[MATERIAL FOR THIS TASK]
· · ·

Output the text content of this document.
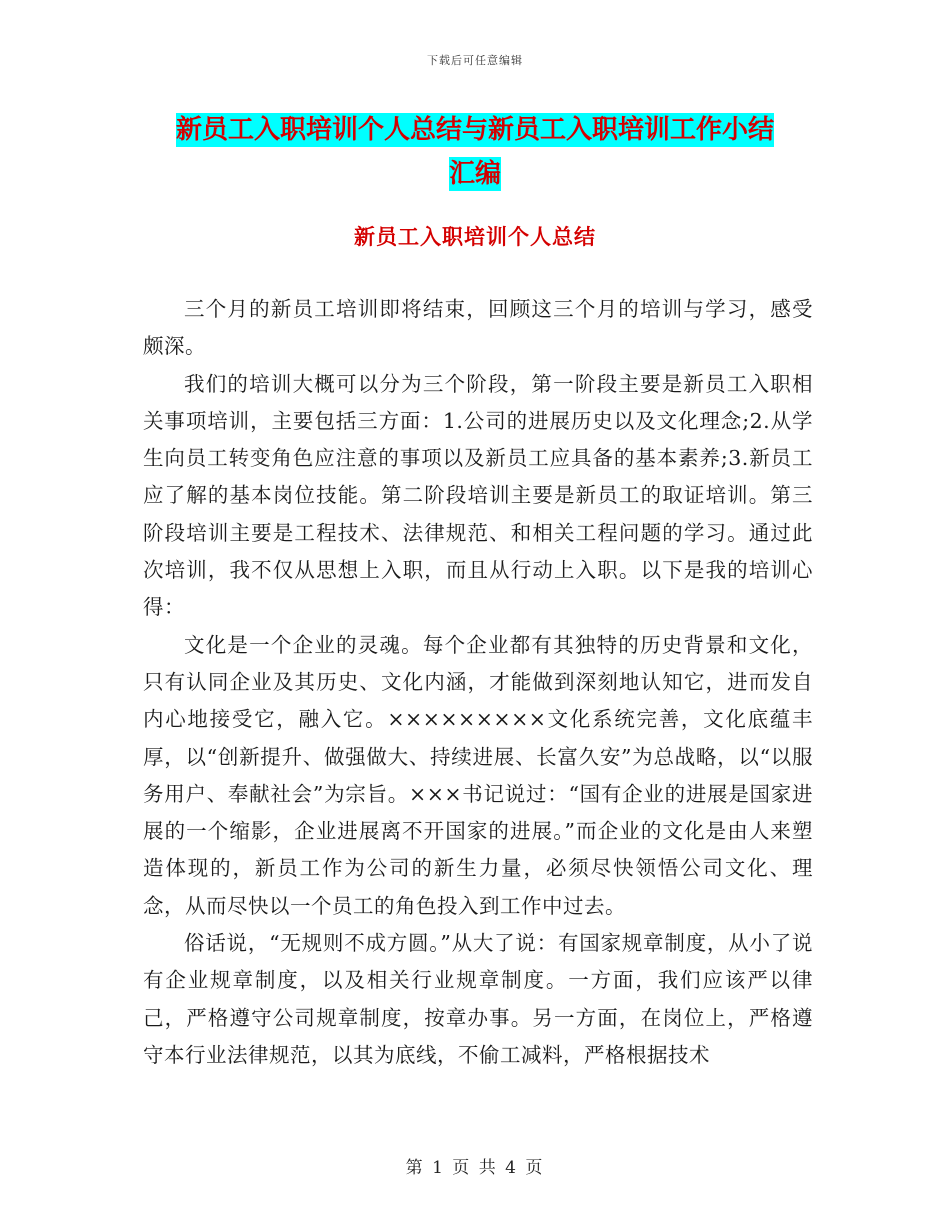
下载后可任意编辑
新员工入职培训个人总结与新员工入职培训工作小结
汇编
新员工入职培训个人总结

三个月的新员工培训即将结束，回顾这三个月的培训与学习，感受颇深。

我们的培训大概可以分为三个阶段，第一阶段主要是新员工入职相关事项培训，主要包括三方面：1.公司的进展历史以及文化理念;2.从学生向员工转变角色应注意的事项以及新员工应具备的基本素养;3.新员工应了解的基本岗位技能。第二阶段培训主要是新员工的取证培训。第三阶段培训主要是工程技术、法律规范、和相关工程问题的学习。通过此次培训，我不仅从思想上入职，而且从行动上入职。以下是我的培训心得：

文化是一个企业的灵魂。每个企业都有其独特的历史背景和文化，只有认同企业及其历史、文化内涵，才能做到深刻地认知它，进而发自内心地接受它，融入它。×××××××××文化系统完善，文化底蕴丰厚，以“创新提升、做强做大、持续进展、长富久安”为总战略，以“以服务用户、奉献社会”为宗旨。×××书记说过：“国有企业的进展是国家进展的一个缩影，企业进展离不开国家的进展。”而企业的文化是由人来塑造体现的，新员工作为公司的新生力量，必须尽快领悟公司文化、理念，从而尽快以一个员工的角色投入到工作中过去。

俗话说，“无规则不成方圆。”从大了说：有国家规章制度，从小了说有企业规章制度，以及相关行业规章制度。一方面，我们应该严以律己，严格遵守公司规章制度，按章办事。另一方面，在岗位上，严格遵守本行业法律规范，以其为底线，不偷工减料，严格根据技术

第 1 页 共 4 页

· · ·

[SHORT EXERCISE]
Copy the material above in full and exactly, skipping pictures.

[COMPLETE RESPONSE]
Output the text content of this document.
下载后可任意编辑
新员工入职培训个人总结与新员工入职培训工作小结
汇编
新员工入职培训个人总结

三个月的新员工培训即将结束，回顾这三个月的培训与学习，感受颇深。

我们的培训大概可以分为三个阶段，第一阶段主要是新员工入职相关事项培训，主要包括三方面：1.公司的进展历史以及文化理念;2.从学生向员工转变角色应注意的事项以及新员工应具备的基本素养;3.新员工应了解的基本岗位技能。第二阶段培训主要是新员工的取证培训。第三阶段培训主要是工程技术、法律规范、和相关工程问题的学习。通过此次培训，我不仅从思想上入职，而且从行动上入职。以下是我的培训心得：

文化是一个企业的灵魂。每个企业都有其独特的历史背景和文化，只有认同企业及其历史、文化内涵，才能做到深刻地认知它，进而发自内心地接受它，融入它。×××××××××文化系统完善，文化底蕴丰厚，以“创新提升、做强做大、持续进展、长富久安”为总战略，以“以服务用户、奉献社会”为宗旨。×××书记说过：“国有企业的进展是国家进展的一个缩影，企业进展离不开国家的进展。”而企业的文化是由人来塑造体现的，新员工作为公司的新生力量，必须尽快领悟公司文化、理念，从而尽快以一个员工的角色投入到工作中过去。

俗话说，“无规则不成方圆。”从大了说：有国家规章制度，从小了说有企业规章制度，以及相关行业规章制度。一方面，我们应该严以律己，严格遵守公司规章制度，按章办事。另一方面，在岗位上，严格遵守本行业法律规范，以其为底线，不偷工减料，严格根据技术

第 1 页 共 4 页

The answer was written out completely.